WRITTEN TASK: Find each line containing the string "Total" and return it.
* START RECORDS SHOWN *
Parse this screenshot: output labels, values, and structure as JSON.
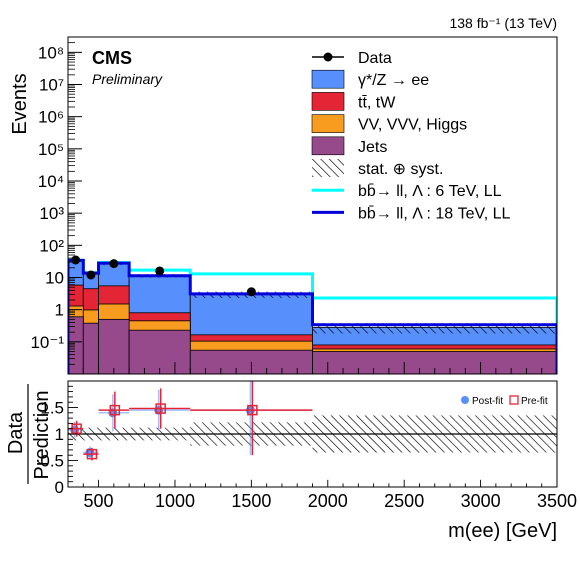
{
  "header": {
    "lumi_label": "138 fb⁻¹ (13 TeV)",
    "cms_label": "CMS",
    "prelim_label": "Preliminary"
  },
  "chart_data": [
    {
      "type": "bar",
      "panel": "main",
      "ylabel": "Events",
      "yscale": "log",
      "ylim": [
        0.01,
        300000000
      ],
      "xlim": [
        300,
        3500
      ],
      "y_tick_labels": [
        "10⁻¹",
        "1",
        "10",
        "10²",
        "10³",
        "10⁴",
        "10⁵",
        "10⁶",
        "10⁷",
        "10⁸"
      ],
      "bin_edges": [
        300,
        400,
        500,
        700,
        1100,
        1900,
        3500
      ],
      "series": [
        {
          "name": "γ*/Z → ee",
          "key": "dy",
          "color": "#5790fc",
          "values": [
            28,
            9.5,
            22,
            10.5,
            2.8,
            0.2
          ]
        },
        {
          "name": "tt̄, tW",
          "key": "ttbar",
          "color": "#e42536",
          "values": [
            4.5,
            3.5,
            4,
            0.35,
            0.06,
            0.02
          ]
        },
        {
          "name": "VV, VVV, Higgs",
          "key": "vv",
          "color": "#f89c20",
          "values": [
            0.7,
            0.6,
            1.0,
            0.22,
            0.05,
            0.01
          ]
        },
        {
          "name": "Jets",
          "key": "jets",
          "color": "#964a8b",
          "values": [
            0.6,
            0.38,
            0.5,
            0.23,
            0.055,
            0.05
          ]
        }
      ],
      "data": {
        "name": "Data",
        "points": [
          {
            "x": 350,
            "y": 35
          },
          {
            "x": 450,
            "y": 12
          },
          {
            "x": 600,
            "y": 27
          },
          {
            "x": 900,
            "y": 16
          },
          {
            "x": 1500,
            "y": 3.6
          }
        ]
      },
      "signals": [
        {
          "name": "bb̄→ ll, Λ : 6 TeV, LL",
          "color": "#00ffff",
          "values": [
            34,
            14,
            29,
            17,
            13,
            2.3
          ]
        },
        {
          "name": "bb̄→ ll, Λ : 18 TeV, LL",
          "color": "#0000dd",
          "values": [
            34,
            13.7,
            28,
            11.3,
            3.1,
            0.34
          ]
        }
      ],
      "uncertainty_label": "stat. ⊕ syst."
    },
    {
      "type": "scatter",
      "panel": "ratio",
      "ylabel_top": "Data",
      "ylabel_bottom": "Prediction",
      "xlabel": "m(ee) [GeV]",
      "xlim": [
        300,
        3500
      ],
      "ylim": [
        0,
        2
      ],
      "y_tick_labels": [
        "0",
        "0.5",
        "1",
        "1.5"
      ],
      "x_tick_labels": [
        "500",
        "1000",
        "1500",
        "2000",
        "2500",
        "3000",
        "3500"
      ],
      "series": [
        {
          "name": "Post-fit",
          "color": "#5790fc",
          "points": [
            {
              "x": 350,
              "y": 1.08,
              "xerr": 50,
              "yerr": 0.15
            },
            {
              "x": 450,
              "y": 0.65,
              "xerr": 50,
              "yerr": 0.12
            },
            {
              "x": 600,
              "y": 1.4,
              "xerr": 100,
              "yerr": 0.35
            },
            {
              "x": 900,
              "y": 1.45,
              "xerr": 200,
              "yerr": 0.38
            },
            {
              "x": 1500,
              "y": 1.45,
              "xerr": 400,
              "yerr": 0.85
            }
          ]
        },
        {
          "name": "Pre-fit",
          "color": "#e42536",
          "points": [
            {
              "x": 350,
              "y": 1.1,
              "xerr": 50,
              "yerr": 0.15
            },
            {
              "x": 450,
              "y": 0.62,
              "xerr": 50,
              "yerr": 0.12
            },
            {
              "x": 600,
              "y": 1.45,
              "xerr": 100,
              "yerr": 0.35
            },
            {
              "x": 900,
              "y": 1.48,
              "xerr": 200,
              "yerr": 0.38
            },
            {
              "x": 1500,
              "y": 1.45,
              "xerr": 400,
              "yerr": 0.85
            }
          ]
        }
      ]
    }
  ]
}
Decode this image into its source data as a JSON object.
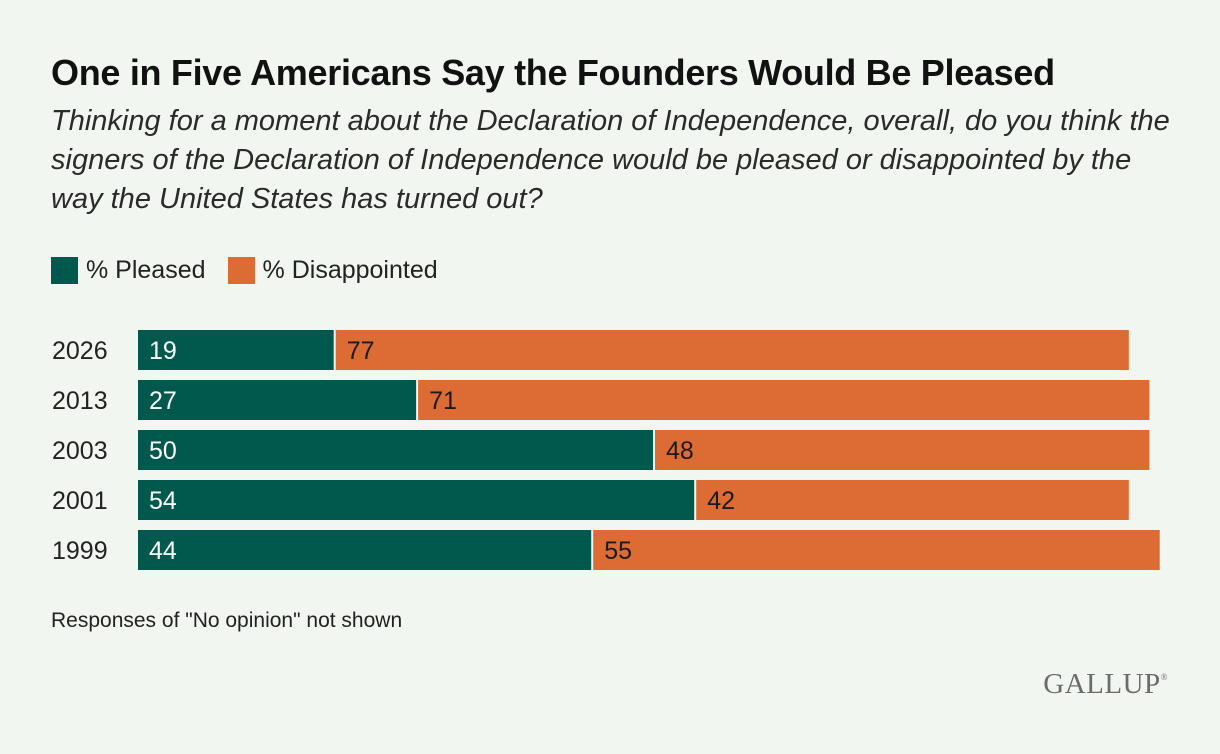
{
  "title": "One in Five Americans Say the Founders Would Be Pleased",
  "subtitle": "Thinking for a moment about the Declaration of Independence, overall, do you think the signers of the Declaration of Independence would be pleased or disappointed by the way the United States has turned out?",
  "note": "Responses of \"No opinion\" not shown",
  "logo": "GALLUP",
  "colors": {
    "pleased": "#00594c",
    "disappointed": "#dd6b34",
    "background": "#f1f6f1"
  },
  "chart_data": {
    "type": "bar",
    "orientation": "horizontal",
    "stacked": true,
    "categories": [
      "2026",
      "2013",
      "2003",
      "2001",
      "1999"
    ],
    "series": [
      {
        "name": "% Pleased",
        "values": [
          19,
          27,
          50,
          54,
          44
        ]
      },
      {
        "name": "% Disappointed",
        "values": [
          77,
          71,
          48,
          42,
          55
        ]
      }
    ],
    "xlim": [
      0,
      100
    ],
    "grid": false,
    "legend_position": "top-left",
    "data_labels": true
  }
}
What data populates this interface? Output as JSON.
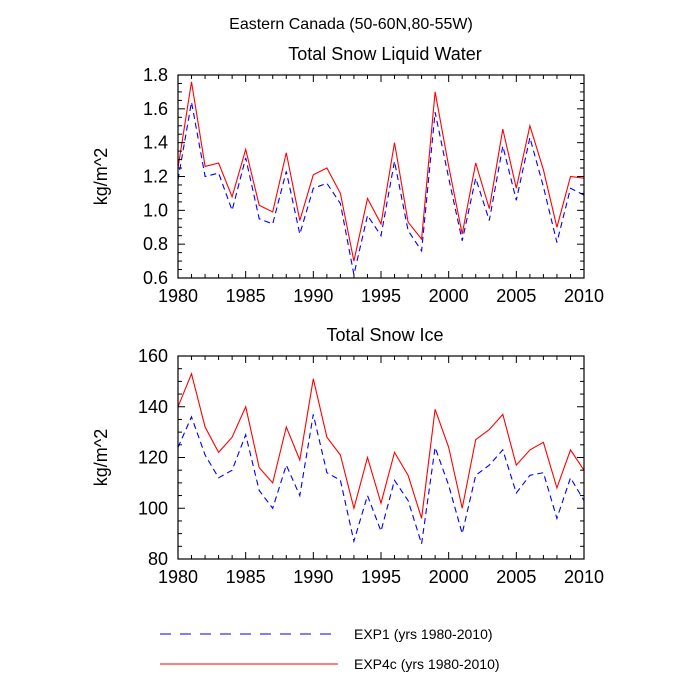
{
  "suptitle": "Eastern Canada (50-60N,80-55W)",
  "legend_placement": "bottom",
  "colors": {
    "exp1": "#0000ff",
    "exp4c": "#ff0000",
    "axis": "#000000"
  },
  "chart_data": [
    {
      "type": "line",
      "title": "Total Snow Liquid Water",
      "xlabel": "",
      "ylabel": "kg/m^2",
      "xlim": [
        1980,
        2010
      ],
      "ylim": [
        0.6,
        1.8
      ],
      "xticks": [
        1980,
        1985,
        1990,
        1995,
        2000,
        2005,
        2010
      ],
      "yticks": [
        0.6,
        0.8,
        1.0,
        1.2,
        1.4,
        1.6,
        1.8
      ],
      "ytick_labels": [
        "0.6",
        "0.8",
        "1.0",
        "1.2",
        "1.4",
        "1.6",
        "1.8"
      ],
      "grid": false,
      "x": [
        1980,
        1981,
        1982,
        1983,
        1984,
        1985,
        1986,
        1987,
        1988,
        1989,
        1990,
        1991,
        1992,
        1993,
        1994,
        1995,
        1996,
        1997,
        1998,
        1999,
        2000,
        2001,
        2002,
        2003,
        2004,
        2005,
        2006,
        2007,
        2008,
        2009,
        2010
      ],
      "series": [
        {
          "name": "EXP1 (yrs 1980-2010)",
          "style": "dashed",
          "color": "#0000ff",
          "values": [
            1.18,
            1.64,
            1.2,
            1.22,
            1.0,
            1.31,
            0.95,
            0.92,
            1.23,
            0.86,
            1.13,
            1.16,
            1.04,
            0.62,
            0.97,
            0.85,
            1.29,
            0.88,
            0.76,
            1.58,
            1.19,
            0.82,
            1.19,
            0.94,
            1.38,
            1.06,
            1.43,
            1.14,
            0.81,
            1.13,
            1.09
          ]
        },
        {
          "name": "EXP4c (yrs 1980-2010)",
          "style": "solid",
          "color": "#ff0000",
          "values": [
            1.25,
            1.76,
            1.26,
            1.28,
            1.08,
            1.36,
            1.03,
            0.99,
            1.34,
            0.94,
            1.21,
            1.25,
            1.1,
            0.7,
            1.07,
            0.92,
            1.4,
            0.93,
            0.83,
            1.7,
            1.26,
            0.86,
            1.28,
            1.01,
            1.48,
            1.13,
            1.5,
            1.24,
            0.9,
            1.2,
            1.19
          ]
        }
      ]
    },
    {
      "type": "line",
      "title": "Total Snow Ice",
      "xlabel": "",
      "ylabel": "kg/m^2",
      "xlim": [
        1980,
        2010
      ],
      "ylim": [
        80,
        160
      ],
      "xticks": [
        1980,
        1985,
        1990,
        1995,
        2000,
        2005,
        2010
      ],
      "yticks": [
        80,
        100,
        120,
        140,
        160
      ],
      "ytick_labels": [
        "80",
        "100",
        "120",
        "140",
        "160"
      ],
      "grid": false,
      "x": [
        1980,
        1981,
        1982,
        1983,
        1984,
        1985,
        1986,
        1987,
        1988,
        1989,
        1990,
        1991,
        1992,
        1993,
        1994,
        1995,
        1996,
        1997,
        1998,
        1999,
        2000,
        2001,
        2002,
        2003,
        2004,
        2005,
        2006,
        2007,
        2008,
        2009,
        2010
      ],
      "series": [
        {
          "name": "EXP1 (yrs 1980-2010)",
          "style": "dashed",
          "color": "#0000ff",
          "values": [
            124,
            136,
            121,
            112,
            115,
            129,
            107,
            100,
            117,
            105,
            137,
            114,
            111,
            87,
            105,
            91,
            111,
            103,
            86,
            124,
            109,
            90,
            113,
            117,
            123,
            106,
            113,
            114,
            96,
            112,
            103
          ]
        },
        {
          "name": "EXP4c (yrs 1980-2010)",
          "style": "solid",
          "color": "#ff0000",
          "values": [
            140,
            153,
            132,
            122,
            128,
            140,
            116,
            110,
            132,
            119,
            151,
            128,
            121,
            100,
            120,
            102,
            122,
            113,
            96,
            139,
            124,
            100,
            127,
            131,
            137,
            117,
            123,
            126,
            108,
            123,
            115
          ]
        }
      ]
    }
  ],
  "legend": [
    {
      "label": "EXP1 (yrs 1980-2010)",
      "style": "dashed",
      "color": "#0000ff"
    },
    {
      "label": "EXP4c (yrs 1980-2010)",
      "style": "solid",
      "color": "#ff0000"
    }
  ]
}
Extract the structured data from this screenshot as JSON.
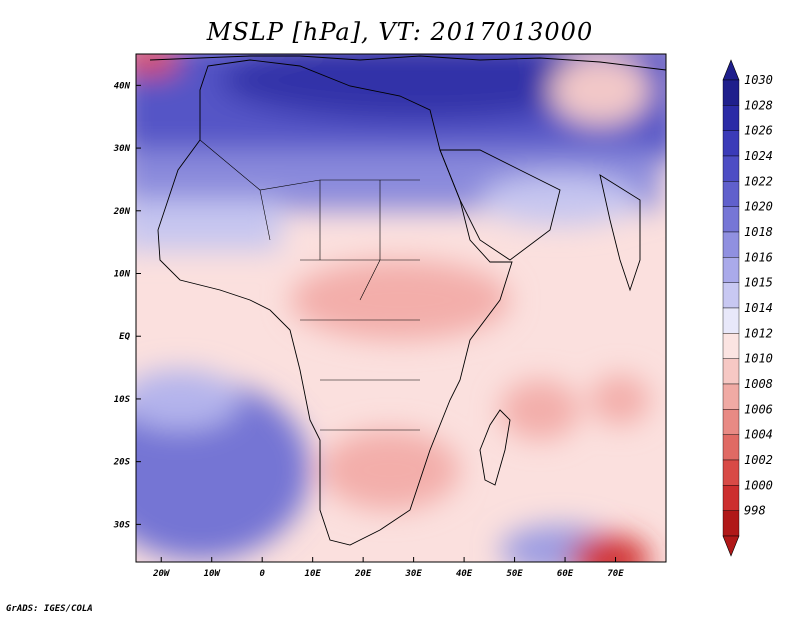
{
  "title": "MSLP [hPa], VT: 2017013000",
  "credit": "GrADS: IGES/COLA",
  "map": {
    "region": "Africa",
    "lon_range": [
      -25,
      80
    ],
    "lat_range": [
      -36,
      45
    ],
    "lon_ticks": [
      {
        "value": -20,
        "label": "20W"
      },
      {
        "value": -10,
        "label": "10W"
      },
      {
        "value": 0,
        "label": "0"
      },
      {
        "value": 10,
        "label": "10E"
      },
      {
        "value": 20,
        "label": "20E"
      },
      {
        "value": 30,
        "label": "30E"
      },
      {
        "value": 40,
        "label": "40E"
      },
      {
        "value": 50,
        "label": "50E"
      },
      {
        "value": 60,
        "label": "60E"
      },
      {
        "value": 70,
        "label": "70E"
      }
    ],
    "lat_ticks": [
      {
        "value": 40,
        "label": "40N"
      },
      {
        "value": 30,
        "label": "30N"
      },
      {
        "value": 20,
        "label": "20N"
      },
      {
        "value": 10,
        "label": "10N"
      },
      {
        "value": 0,
        "label": "EQ"
      },
      {
        "value": -10,
        "label": "10S"
      },
      {
        "value": -20,
        "label": "20S"
      },
      {
        "value": -30,
        "label": "30S"
      }
    ]
  },
  "colorbar": {
    "labels": [
      "1030",
      "1028",
      "1026",
      "1024",
      "1022",
      "1020",
      "1018",
      "1016",
      "1015",
      "1014",
      "1012",
      "1010",
      "1008",
      "1006",
      "1004",
      "1002",
      "1000",
      "998"
    ],
    "colors": [
      "#1f1f8c",
      "#2b2ba6",
      "#3b3bb8",
      "#4d4dc4",
      "#6060cc",
      "#7676d6",
      "#9090e0",
      "#aaaaea",
      "#c8c8f2",
      "#e8e8fa",
      "#fbe4e2",
      "#f6c8c4",
      "#f0aaa4",
      "#e88a84",
      "#e06a64",
      "#d84a46",
      "#cc2e2e",
      "#b01818"
    ]
  }
}
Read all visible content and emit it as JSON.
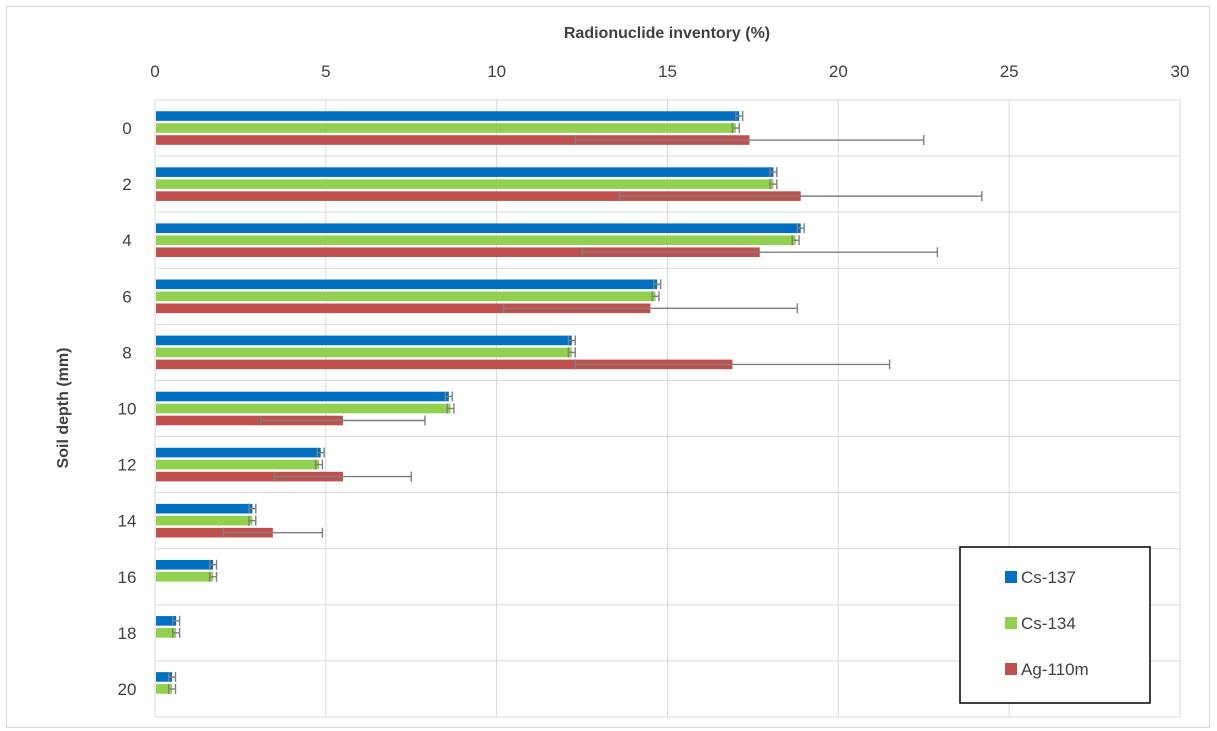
{
  "chart_data": {
    "type": "bar",
    "orientation": "horizontal",
    "x_axis_position": "top",
    "y_axis_reversed": true,
    "xlabel": "Radionuclide inventory (%)",
    "ylabel": "Soil depth (mm)",
    "xlim": [
      0,
      30
    ],
    "xticks": [
      0,
      5,
      10,
      15,
      20,
      25,
      30
    ],
    "grid": true,
    "categories": [
      "0",
      "2",
      "4",
      "6",
      "8",
      "10",
      "12",
      "14",
      "16",
      "18",
      "20"
    ],
    "series": [
      {
        "name": "Cs-137",
        "color": "#0070C0",
        "values": [
          17.1,
          18.1,
          18.9,
          14.7,
          12.2,
          8.6,
          4.85,
          2.85,
          1.7,
          0.62,
          0.5
        ],
        "error": [
          0.1,
          0.1,
          0.1,
          0.1,
          0.1,
          0.1,
          0.1,
          0.1,
          0.1,
          0.1,
          0.1
        ]
      },
      {
        "name": "Cs-134",
        "color": "#92D050",
        "values": [
          17.0,
          18.1,
          18.75,
          14.65,
          12.2,
          8.65,
          4.8,
          2.85,
          1.7,
          0.62,
          0.5
        ],
        "error": [
          0.1,
          0.1,
          0.1,
          0.1,
          0.1,
          0.1,
          0.1,
          0.1,
          0.1,
          0.1,
          0.1
        ]
      },
      {
        "name": "Ag-110m",
        "color": "#C0504D",
        "values": [
          17.4,
          18.9,
          17.7,
          14.5,
          16.9,
          5.5,
          5.5,
          3.45,
          null,
          null,
          null
        ],
        "error": [
          5.1,
          5.3,
          5.2,
          4.3,
          4.6,
          2.4,
          2.0,
          1.45,
          null,
          null,
          null
        ]
      }
    ],
    "legend": {
      "placement": "bottom-right",
      "bordered": true
    }
  }
}
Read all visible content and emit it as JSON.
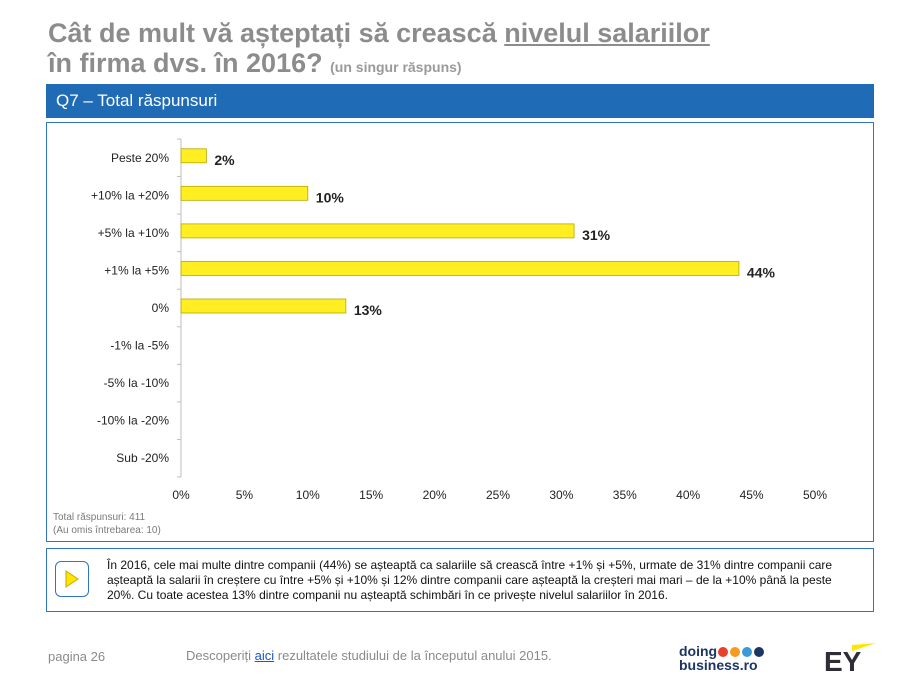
* END RECORDS SHOWN *
ANSWER TO THIS TASK:
      "title": "Total Snow Liquid Water",
      "title": "Total Snow Ice",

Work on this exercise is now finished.